#### Required actions
- A) Duplicate the portion of the momentum investing transcript starting with "JARED BLIKRE: I" and going on through "you’re actually investing.".
- B) Finish out the next part of the momentum investing transcript, picking up from where it stops.

#### Given passage
-- Opening Marker --
JARED BLIKRE: I will say the correct way. Yeah, just thinking about– just saying the words “value tech,” just I’ve got to think about that for a second. It’s not in my everyday vernacular here.

We also talked about momentum. And if we think back to the election, that was a major rotational event. We saw a lot of– we saw financials, energy, we saw them picking up, and what I would call the value and cyclicals as well. And then, six months later, we had all these rebalancing in momentum ETFs and indices. And guess what? Now, suddenly, financials are making up to 1/3 of some of these indices. And I’m just wondering, when people think about– maybe you can help people think about, when I’m looking for certain factors, just how they change over time, and how to be mindful of that and know what you’re actually investing.

LIZ ANN SONDERS: Momentum is a characteristic. It’s not a pre-defined label of what types of stocks are represented. You can have momentum in high-beta tech stocks, which I think generically, people, when they hear momentum, they often think that’s what you’re talking about. But momentum simply means, as a factor, stocks that have been doing well continue to do well. Or asset classes, it can be applied to, outside of just the equity markets.
-- Closing Marker --
#### Source data
-- Opening Marker --
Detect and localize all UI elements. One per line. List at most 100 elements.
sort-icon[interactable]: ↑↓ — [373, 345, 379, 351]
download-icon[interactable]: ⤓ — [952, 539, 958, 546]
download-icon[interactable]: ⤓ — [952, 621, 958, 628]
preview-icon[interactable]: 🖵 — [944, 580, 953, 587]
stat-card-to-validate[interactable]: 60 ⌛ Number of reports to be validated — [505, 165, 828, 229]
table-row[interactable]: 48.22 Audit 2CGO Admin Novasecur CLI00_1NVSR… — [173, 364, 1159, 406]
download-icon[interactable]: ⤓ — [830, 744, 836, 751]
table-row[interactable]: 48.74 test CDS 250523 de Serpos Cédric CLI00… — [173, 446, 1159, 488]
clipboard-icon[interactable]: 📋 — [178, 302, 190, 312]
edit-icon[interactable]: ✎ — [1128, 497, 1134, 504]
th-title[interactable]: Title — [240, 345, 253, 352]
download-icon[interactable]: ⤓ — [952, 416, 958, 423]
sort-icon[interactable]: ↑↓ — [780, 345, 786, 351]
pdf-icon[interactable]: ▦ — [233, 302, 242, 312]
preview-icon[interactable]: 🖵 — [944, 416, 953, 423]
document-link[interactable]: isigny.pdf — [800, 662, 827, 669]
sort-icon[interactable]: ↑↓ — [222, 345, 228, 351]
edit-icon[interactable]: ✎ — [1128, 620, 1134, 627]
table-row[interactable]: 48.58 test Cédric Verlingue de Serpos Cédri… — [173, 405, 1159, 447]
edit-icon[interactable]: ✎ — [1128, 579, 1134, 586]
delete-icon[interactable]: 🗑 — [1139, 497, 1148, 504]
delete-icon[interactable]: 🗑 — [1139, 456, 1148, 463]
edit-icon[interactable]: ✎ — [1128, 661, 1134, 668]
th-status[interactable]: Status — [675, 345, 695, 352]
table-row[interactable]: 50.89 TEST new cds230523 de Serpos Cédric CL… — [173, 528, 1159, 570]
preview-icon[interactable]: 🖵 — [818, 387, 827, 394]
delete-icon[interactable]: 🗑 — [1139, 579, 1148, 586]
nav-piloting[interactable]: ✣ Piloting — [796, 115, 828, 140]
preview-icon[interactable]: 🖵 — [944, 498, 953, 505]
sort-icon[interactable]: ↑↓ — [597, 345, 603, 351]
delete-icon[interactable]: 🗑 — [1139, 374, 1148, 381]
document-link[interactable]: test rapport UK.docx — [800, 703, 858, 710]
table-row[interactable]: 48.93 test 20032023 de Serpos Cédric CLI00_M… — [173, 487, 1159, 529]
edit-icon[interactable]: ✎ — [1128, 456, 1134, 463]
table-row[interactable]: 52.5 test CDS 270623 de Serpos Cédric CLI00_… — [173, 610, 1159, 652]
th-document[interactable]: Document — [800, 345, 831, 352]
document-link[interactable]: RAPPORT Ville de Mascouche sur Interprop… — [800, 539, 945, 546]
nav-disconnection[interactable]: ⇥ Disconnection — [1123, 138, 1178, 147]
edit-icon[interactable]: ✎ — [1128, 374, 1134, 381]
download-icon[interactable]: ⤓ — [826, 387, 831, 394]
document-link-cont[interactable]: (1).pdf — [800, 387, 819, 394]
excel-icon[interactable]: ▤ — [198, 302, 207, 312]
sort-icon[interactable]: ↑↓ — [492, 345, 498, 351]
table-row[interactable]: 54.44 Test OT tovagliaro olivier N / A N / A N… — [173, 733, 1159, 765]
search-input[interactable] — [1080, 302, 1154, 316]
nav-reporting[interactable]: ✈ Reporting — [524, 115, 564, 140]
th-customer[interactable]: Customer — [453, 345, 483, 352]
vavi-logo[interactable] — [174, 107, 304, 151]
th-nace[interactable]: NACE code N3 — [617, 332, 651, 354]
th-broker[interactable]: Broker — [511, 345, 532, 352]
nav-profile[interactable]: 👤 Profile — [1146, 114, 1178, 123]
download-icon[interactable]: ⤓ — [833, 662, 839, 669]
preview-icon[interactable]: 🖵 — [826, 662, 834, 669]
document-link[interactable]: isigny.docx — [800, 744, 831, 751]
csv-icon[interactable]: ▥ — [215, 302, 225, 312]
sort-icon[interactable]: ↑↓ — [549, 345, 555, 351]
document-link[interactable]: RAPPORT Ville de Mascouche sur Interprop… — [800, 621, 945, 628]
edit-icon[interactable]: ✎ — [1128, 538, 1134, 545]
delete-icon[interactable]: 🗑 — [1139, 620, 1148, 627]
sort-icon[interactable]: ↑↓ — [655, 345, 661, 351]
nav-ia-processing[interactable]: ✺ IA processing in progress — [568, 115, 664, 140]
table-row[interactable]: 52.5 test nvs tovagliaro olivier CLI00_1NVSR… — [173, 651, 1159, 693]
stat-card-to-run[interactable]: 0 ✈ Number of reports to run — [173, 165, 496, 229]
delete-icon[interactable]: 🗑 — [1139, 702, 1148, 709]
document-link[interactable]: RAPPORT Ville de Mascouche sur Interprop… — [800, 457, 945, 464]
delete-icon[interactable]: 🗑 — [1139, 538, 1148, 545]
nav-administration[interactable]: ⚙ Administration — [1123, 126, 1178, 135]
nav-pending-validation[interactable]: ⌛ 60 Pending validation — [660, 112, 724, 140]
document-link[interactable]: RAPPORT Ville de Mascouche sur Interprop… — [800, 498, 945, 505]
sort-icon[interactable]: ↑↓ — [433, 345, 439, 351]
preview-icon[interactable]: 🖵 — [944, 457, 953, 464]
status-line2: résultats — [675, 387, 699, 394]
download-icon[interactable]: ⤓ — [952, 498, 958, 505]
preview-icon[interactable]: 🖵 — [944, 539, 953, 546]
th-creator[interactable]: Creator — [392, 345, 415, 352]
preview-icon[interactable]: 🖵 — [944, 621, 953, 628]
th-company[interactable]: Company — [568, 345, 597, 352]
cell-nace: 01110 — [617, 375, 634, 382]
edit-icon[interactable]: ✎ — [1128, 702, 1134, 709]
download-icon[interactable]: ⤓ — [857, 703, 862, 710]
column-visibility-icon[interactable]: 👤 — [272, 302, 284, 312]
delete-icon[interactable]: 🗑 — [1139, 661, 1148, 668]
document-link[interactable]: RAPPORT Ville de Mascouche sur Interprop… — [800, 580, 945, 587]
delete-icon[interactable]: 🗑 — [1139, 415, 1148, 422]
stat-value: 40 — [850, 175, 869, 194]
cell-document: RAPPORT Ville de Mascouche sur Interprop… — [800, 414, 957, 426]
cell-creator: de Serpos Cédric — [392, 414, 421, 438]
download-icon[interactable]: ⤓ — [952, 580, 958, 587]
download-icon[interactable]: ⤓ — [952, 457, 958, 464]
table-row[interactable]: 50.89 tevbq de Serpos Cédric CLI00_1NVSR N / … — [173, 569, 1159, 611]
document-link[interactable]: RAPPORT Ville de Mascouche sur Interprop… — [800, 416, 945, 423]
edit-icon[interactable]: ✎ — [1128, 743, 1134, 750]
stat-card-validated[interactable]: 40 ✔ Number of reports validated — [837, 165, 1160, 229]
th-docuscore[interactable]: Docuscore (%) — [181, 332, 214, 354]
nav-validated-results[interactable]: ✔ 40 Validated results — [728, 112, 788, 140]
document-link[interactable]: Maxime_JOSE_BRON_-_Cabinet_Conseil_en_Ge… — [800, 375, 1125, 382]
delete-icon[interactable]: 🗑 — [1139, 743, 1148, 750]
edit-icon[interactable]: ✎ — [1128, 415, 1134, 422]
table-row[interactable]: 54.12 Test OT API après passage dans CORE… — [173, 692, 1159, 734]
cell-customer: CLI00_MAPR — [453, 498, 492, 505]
-- Closing Marker --
#### Written responses
- A)
JARED BLIKRE: I will say the correct way. Yeah, just thinking about– just saying the words “value tech,” just I’ve got to think about that for a second. It’s not in my everyday vernacular here.

We also talked about momentum. And if we think back to the election, that was a major rotational event. We saw a lot of– we saw financials, energy, we saw them picking up, and what I would call the value and cyclicals as well. And then, six months later, we had all these rebalancing in momentum ETFs and indices. And guess what? Now, suddenly, financials are making up to 1/3 of some of these indices. And I’m just wondering, when people think about– maybe you can help people think about, when I’m looking for certain factors, just how they change over time, and how to be mindful of that and know what you’re actually investing.

- B)
You can have momentum in anything. From a sector stocks perspective, you can have momentum in tech. You can have momentum in financials. You can have momentum in health care. It’s just a characteristic of how the market is behaving.

Just like saying, defensive. We’ve historically thought of defensive stocks as being consumer staples and utilities. Well, in the COVID era, the defensive stocks, where you went for defense, the anchors to windward during the worst part of the pandemic, were actually the big 5 and a few others– the Apple, Microsoft, Google, Amazon, Facebook– not classically defensive stocks. But that was this cycle’s defensive areas because of the unique nature of this crisis. So we just have to really understand what is being discussed when we talk about those labels of whether it’s cyclical, defensive, growth, value, momentum.

JARED BLIKRE: Yeah, and I remember when energy was considered defensive, because everybody has to drive a car. And it’s interesting how that’s changed. All right, I’m going to take a few minutes here and demo our Yahoo Finance Plus platform. But first, if you have a question, don’t hesitate to put it in the chat. It’s in– not chat, but you can post questions on the right-hand side of your screen here, and we will be taking those in a few minutes.

So let me share my screen. Everybody can see Dashboard for Yahoo Finance Plus. If you watch me on the daily shows, you know I love the investment ideas. But I’m going to start from our dashboard here.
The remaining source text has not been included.